What is expected: Every record must be written out once more, with nothing added or omitted.

# # # # # # #

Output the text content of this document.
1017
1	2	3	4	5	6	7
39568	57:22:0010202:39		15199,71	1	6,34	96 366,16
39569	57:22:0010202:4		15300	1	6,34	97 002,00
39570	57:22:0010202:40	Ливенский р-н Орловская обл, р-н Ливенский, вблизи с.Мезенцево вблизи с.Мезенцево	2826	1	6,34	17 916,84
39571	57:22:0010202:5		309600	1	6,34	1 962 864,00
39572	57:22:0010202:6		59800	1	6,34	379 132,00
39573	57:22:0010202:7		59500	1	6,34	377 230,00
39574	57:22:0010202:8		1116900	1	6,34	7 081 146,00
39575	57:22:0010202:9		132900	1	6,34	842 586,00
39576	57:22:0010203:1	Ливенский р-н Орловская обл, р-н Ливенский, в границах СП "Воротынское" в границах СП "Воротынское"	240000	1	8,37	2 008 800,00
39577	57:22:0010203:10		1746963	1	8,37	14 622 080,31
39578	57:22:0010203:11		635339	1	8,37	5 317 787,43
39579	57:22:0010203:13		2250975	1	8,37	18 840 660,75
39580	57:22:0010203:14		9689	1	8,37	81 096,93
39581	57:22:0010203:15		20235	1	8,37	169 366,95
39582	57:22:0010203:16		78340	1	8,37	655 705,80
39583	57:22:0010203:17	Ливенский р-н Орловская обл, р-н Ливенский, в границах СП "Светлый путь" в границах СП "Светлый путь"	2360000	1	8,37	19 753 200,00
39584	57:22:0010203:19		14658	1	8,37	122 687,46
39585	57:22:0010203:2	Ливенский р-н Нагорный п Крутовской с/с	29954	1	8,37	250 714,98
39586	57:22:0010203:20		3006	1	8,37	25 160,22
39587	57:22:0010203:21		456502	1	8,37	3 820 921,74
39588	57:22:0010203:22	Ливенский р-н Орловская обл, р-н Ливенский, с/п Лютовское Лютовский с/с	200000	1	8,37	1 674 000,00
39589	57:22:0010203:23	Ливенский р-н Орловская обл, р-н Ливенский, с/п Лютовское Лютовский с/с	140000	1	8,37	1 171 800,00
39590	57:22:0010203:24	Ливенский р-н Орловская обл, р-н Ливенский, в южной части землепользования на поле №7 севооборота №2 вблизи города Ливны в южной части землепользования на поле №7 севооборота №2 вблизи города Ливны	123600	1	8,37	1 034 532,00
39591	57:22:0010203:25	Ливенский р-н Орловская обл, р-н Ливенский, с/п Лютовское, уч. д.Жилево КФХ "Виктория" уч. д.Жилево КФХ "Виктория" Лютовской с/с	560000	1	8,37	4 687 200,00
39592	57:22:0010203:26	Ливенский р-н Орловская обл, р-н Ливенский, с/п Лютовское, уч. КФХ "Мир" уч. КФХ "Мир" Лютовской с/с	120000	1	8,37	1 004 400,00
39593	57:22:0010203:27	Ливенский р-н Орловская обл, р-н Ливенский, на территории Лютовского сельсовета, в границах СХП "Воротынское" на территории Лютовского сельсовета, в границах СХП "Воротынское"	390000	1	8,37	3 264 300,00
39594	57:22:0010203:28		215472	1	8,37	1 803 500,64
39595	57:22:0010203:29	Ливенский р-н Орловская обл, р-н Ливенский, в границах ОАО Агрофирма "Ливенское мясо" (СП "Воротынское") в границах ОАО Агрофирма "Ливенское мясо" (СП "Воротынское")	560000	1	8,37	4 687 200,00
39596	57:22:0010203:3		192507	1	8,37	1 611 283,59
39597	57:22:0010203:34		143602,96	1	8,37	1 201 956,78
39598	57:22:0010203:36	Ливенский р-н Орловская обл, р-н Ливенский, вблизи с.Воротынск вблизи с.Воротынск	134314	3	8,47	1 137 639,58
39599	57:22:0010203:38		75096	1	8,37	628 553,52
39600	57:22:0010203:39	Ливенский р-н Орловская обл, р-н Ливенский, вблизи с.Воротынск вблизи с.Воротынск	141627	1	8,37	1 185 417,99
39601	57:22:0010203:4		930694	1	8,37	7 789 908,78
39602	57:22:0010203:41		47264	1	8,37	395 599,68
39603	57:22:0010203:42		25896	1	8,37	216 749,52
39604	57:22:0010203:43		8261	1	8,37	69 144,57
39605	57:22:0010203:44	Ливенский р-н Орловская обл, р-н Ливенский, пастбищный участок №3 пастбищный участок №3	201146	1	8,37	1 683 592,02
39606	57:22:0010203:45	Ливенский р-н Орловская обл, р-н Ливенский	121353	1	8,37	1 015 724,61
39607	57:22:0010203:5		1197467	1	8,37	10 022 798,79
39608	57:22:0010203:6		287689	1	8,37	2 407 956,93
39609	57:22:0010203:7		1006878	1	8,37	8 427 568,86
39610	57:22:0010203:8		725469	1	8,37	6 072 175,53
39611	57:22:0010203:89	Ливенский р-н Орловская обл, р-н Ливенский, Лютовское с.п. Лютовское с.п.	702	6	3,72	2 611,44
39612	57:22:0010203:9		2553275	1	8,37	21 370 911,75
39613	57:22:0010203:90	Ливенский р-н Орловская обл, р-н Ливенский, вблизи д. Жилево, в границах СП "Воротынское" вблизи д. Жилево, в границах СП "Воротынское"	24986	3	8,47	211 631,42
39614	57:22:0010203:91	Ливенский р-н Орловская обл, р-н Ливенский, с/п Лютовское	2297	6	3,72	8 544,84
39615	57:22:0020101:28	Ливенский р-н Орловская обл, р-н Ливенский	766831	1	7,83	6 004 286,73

# # # # # # #

Result of this task:
Output the text content of this document.
1017
1	2	3	4	5	6	7
39568	57:22:0010202:39		15199,71	1	6,34	96 366,16
39569	57:22:0010202:4		15300	1	6,34	97 002,00
39570	57:22:0010202:40	Ливенский р-н Орловская обл, р-н Ливенский, вблизи с.Мезенцево вблизи с.Мезенцево	2826	1	6,34	17 916,84
39571	57:22:0010202:5		309600	1	6,34	1 962 864,00
39572	57:22:0010202:6		59800	1	6,34	379 132,00
39573	57:22:0010202:7		59500	1	6,34	377 230,00
39574	57:22:0010202:8		1116900	1	6,34	7 081 146,00
39575	57:22:0010202:9		132900	1	6,34	842 586,00
39576	57:22:0010203:1	Ливенский р-н Орловская обл, р-н Ливенский, в границах СП "Воротынское" в границах СП "Воротынское"	240000	1	8,37	2 008 800,00
39577	57:22:0010203:10		1746963	1	8,37	14 622 080,31
39578	57:22:0010203:11		635339	1	8,37	5 317 787,43
39579	57:22:0010203:13		2250975	1	8,37	18 840 660,75
39580	57:22:0010203:14		9689	1	8,37	81 096,93
39581	57:22:0010203:15		20235	1	8,37	169 366,95
39582	57:22:0010203:16		78340	1	8,37	655 705,80
39583	57:22:0010203:17	Ливенский р-н Орловская обл, р-н Ливенский, в границах СП "Светлый путь" в границах СП "Светлый путь"	2360000	1	8,37	19 753 200,00
39584	57:22:0010203:19		14658	1	8,37	122 687,46
39585	57:22:0010203:2	Ливенский р-н Нагорный п Крутовской с/с	29954	1	8,37	250 714,98
39586	57:22:0010203:20		3006	1	8,37	25 160,22
39587	57:22:0010203:21		456502	1	8,37	3 820 921,74
39588	57:22:0010203:22	Ливенский р-н Орловская обл, р-н Ливенский, с/п Лютовское Лютовский с/с	200000	1	8,37	1 674 000,00
39589	57:22:0010203:23	Ливенский р-н Орловская обл, р-н Ливенский, с/п Лютовское Лютовский с/с	140000	1	8,37	1 171 800,00
39590	57:22:0010203:24	Ливенский р-н Орловская обл, р-н Ливенский, в южной части землепользования на поле №7 севооборота №2 вблизи города Ливны в южной части землепользования на поле №7 севооборота №2 вблизи города Ливны	123600	1	8,37	1 034 532,00
39591	57:22:0010203:25	Ливенский р-н Орловская обл, р-н Ливенский, с/п Лютовское, уч. д.Жилево КФХ "Виктория" уч. д.Жилево КФХ "Виктория" Лютовской с/с	560000	1	8,37	4 687 200,00
39592	57:22:0010203:26	Ливенский р-н Орловская обл, р-н Ливенский, с/п Лютовское, уч. КФХ "Мир" уч. КФХ "Мир" Лютовской с/с	120000	1	8,37	1 004 400,00
39593	57:22:0010203:27	Ливенский р-н Орловская обл, р-н Ливенский, на территории Лютовского сельсовета, в границах СХП "Воротынское" на территории Лютовского сельсовета, в границах СХП "Воротынское"	390000	1	8,37	3 264 300,00
39594	57:22:0010203:28		215472	1	8,37	1 803 500,64
39595	57:22:0010203:29	Ливенский р-н Орловская обл, р-н Ливенский, в границах ОАО Агрофирма "Ливенское мясо" (СП "Воротынское") в границах ОАО Агрофирма "Ливенское мясо" (СП "Воротынское")	560000	1	8,37	4 687 200,00
39596	57:22:0010203:3		192507	1	8,37	1 611 283,59
39597	57:22:0010203:34		143602,96	1	8,37	1 201 956,78
39598	57:22:0010203:36	Ливенский р-н Орловская обл, р-н Ливенский, вблизи с.Воротынск вблизи с.Воротынск	134314	3	8,47	1 137 639,58
39599	57:22:0010203:38		75096	1	8,37	628 553,52
39600	57:22:0010203:39	Ливенский р-н Орловская обл, р-н Ливенский, вблизи с.Воротынск вблизи с.Воротынск	141627	1	8,37	1 185 417,99
39601	57:22:0010203:4		930694	1	8,37	7 789 908,78
39602	57:22:0010203:41		47264	1	8,37	395 599,68
39603	57:22:0010203:42		25896	1	8,37	216 749,52
39604	57:22:0010203:43		8261	1	8,37	69 144,57
39605	57:22:0010203:44	Ливенский р-н Орловская обл, р-н Ливенский, пастбищный участок №3 пастбищный участок №3	201146	1	8,37	1 683 592,02
39606	57:22:0010203:45	Ливенский р-н Орловская обл, р-н Ливенский	121353	1	8,37	1 015 724,61
39607	57:22:0010203:5		1197467	1	8,37	10 022 798,79
39608	57:22:0010203:6		287689	1	8,37	2 407 956,93
39609	57:22:0010203:7		1006878	1	8,37	8 427 568,86
39610	57:22:0010203:8		725469	1	8,37	6 072 175,53
39611	57:22:0010203:89	Ливенский р-н Орловская обл, р-н Ливенский, Лютовское с.п. Лютовское с.п.	702	6	3,72	2 611,44
39612	57:22:0010203:9		2553275	1	8,37	21 370 911,75
39613	57:22:0010203:90	Ливенский р-н Орловская обл, р-н Ливенский, вблизи д. Жилево, в границах СП "Воротынское" вблизи д. Жилево, в границах СП "Воротынское"	24986	3	8,47	211 631,42
39614	57:22:0010203:91	Ливенский р-н Орловская обл, р-н Ливенский, с/п Лютовское	2297	6	3,72	8 544,84
39615	57:22:0020101:28	Ливенский р-н Орловская обл, р-н Ливенский	766831	1	7,83	6 004 286,73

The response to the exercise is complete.